* _Work to do_
Below are some records; repeat them all exactly, minus the pictures.

* _Listing_
··········
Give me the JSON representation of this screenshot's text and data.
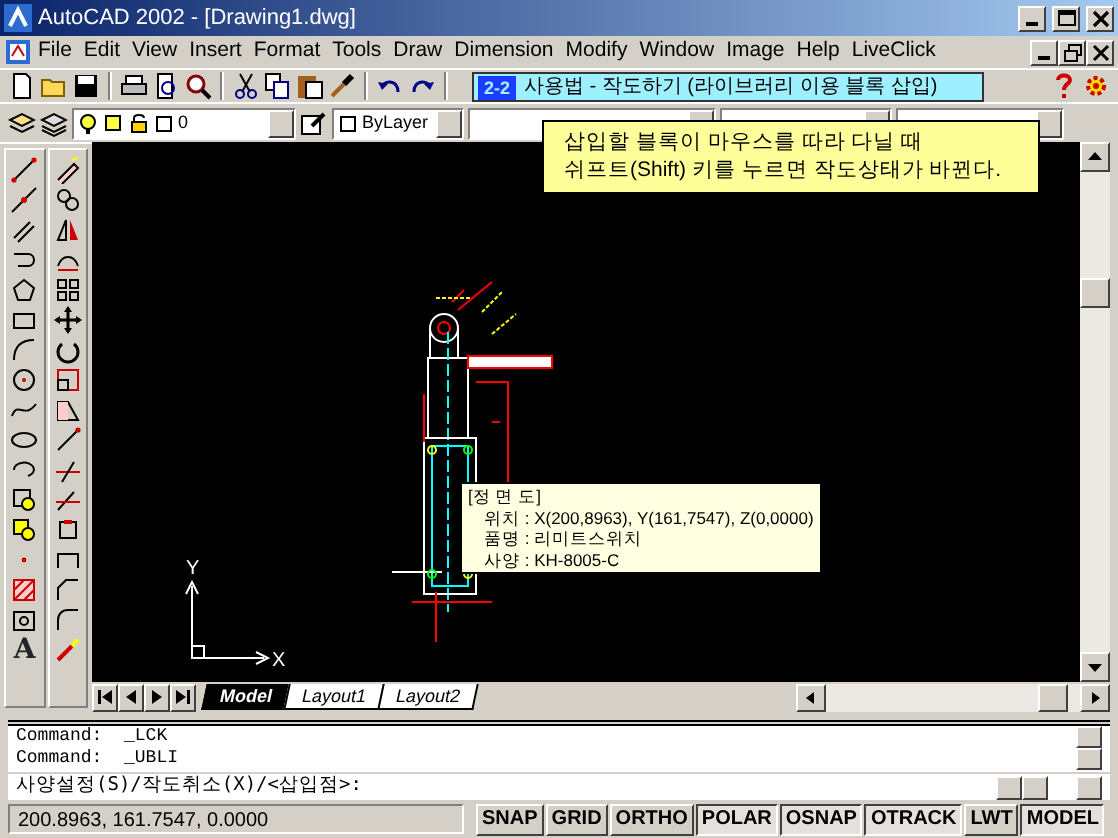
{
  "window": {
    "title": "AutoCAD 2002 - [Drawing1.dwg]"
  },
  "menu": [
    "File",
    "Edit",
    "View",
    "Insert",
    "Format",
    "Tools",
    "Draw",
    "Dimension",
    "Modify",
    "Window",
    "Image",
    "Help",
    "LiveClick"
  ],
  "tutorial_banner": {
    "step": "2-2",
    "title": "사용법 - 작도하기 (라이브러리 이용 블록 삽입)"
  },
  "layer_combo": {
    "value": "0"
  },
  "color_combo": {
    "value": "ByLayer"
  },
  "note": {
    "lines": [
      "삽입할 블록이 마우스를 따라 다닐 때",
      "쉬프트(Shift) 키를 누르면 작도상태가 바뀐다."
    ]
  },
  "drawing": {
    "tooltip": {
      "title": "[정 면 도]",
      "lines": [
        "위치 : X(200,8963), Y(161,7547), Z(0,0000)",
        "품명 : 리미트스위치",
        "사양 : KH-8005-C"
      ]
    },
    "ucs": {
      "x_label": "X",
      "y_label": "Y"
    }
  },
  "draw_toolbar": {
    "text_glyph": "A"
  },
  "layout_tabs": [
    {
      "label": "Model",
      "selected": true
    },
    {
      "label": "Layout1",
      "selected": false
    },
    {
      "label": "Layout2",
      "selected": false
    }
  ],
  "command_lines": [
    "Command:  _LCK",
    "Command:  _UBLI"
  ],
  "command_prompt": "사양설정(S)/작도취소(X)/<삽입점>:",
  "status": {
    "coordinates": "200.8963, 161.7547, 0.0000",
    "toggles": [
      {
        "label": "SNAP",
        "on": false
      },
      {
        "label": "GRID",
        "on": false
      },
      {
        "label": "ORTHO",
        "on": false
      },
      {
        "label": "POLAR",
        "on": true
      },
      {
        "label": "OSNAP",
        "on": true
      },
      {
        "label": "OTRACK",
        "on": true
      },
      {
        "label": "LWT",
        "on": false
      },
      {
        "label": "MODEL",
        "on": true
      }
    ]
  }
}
··········
* _Full answer_
Give me the JSON representation of this screenshot's text and data.
{
  "window": {
    "title": "AutoCAD 2002 - [Drawing1.dwg]"
  },
  "menu": [
    "File",
    "Edit",
    "View",
    "Insert",
    "Format",
    "Tools",
    "Draw",
    "Dimension",
    "Modify",
    "Window",
    "Image",
    "Help",
    "LiveClick"
  ],
  "tutorial_banner": {
    "step": "2-2",
    "title": "사용법 - 작도하기 (라이브러리 이용 블록 삽입)"
  },
  "layer_combo": {
    "value": "0"
  },
  "color_combo": {
    "value": "ByLayer"
  },
  "note": {
    "lines": [
      "삽입할 블록이 마우스를 따라 다닐 때",
      "쉬프트(Shift) 키를 누르면 작도상태가 바뀐다."
    ]
  },
  "drawing": {
    "tooltip": {
      "title": "[정 면 도]",
      "lines": [
        "위치 : X(200,8963), Y(161,7547), Z(0,0000)",
        "품명 : 리미트스위치",
        "사양 : KH-8005-C"
      ]
    },
    "ucs": {
      "x_label": "X",
      "y_label": "Y"
    }
  },
  "draw_toolbar": {
    "text_glyph": "A"
  },
  "layout_tabs": [
    {
      "label": "Model",
      "selected": true
    },
    {
      "label": "Layout1",
      "selected": false
    },
    {
      "label": "Layout2",
      "selected": false
    }
  ],
  "command_lines": [
    "Command:  _LCK",
    "Command:  _UBLI"
  ],
  "command_prompt": "사양설정(S)/작도취소(X)/<삽입점>:",
  "status": {
    "coordinates": "200.8963, 161.7547, 0.0000",
    "toggles": [
      {
        "label": "SNAP",
        "on": false
      },
      {
        "label": "GRID",
        "on": false
      },
      {
        "label": "ORTHO",
        "on": false
      },
      {
        "label": "POLAR",
        "on": true
      },
      {
        "label": "OSNAP",
        "on": true
      },
      {
        "label": "OTRACK",
        "on": true
      },
      {
        "label": "LWT",
        "on": false
      },
      {
        "label": "MODEL",
        "on": true
      }
    ]
  }
}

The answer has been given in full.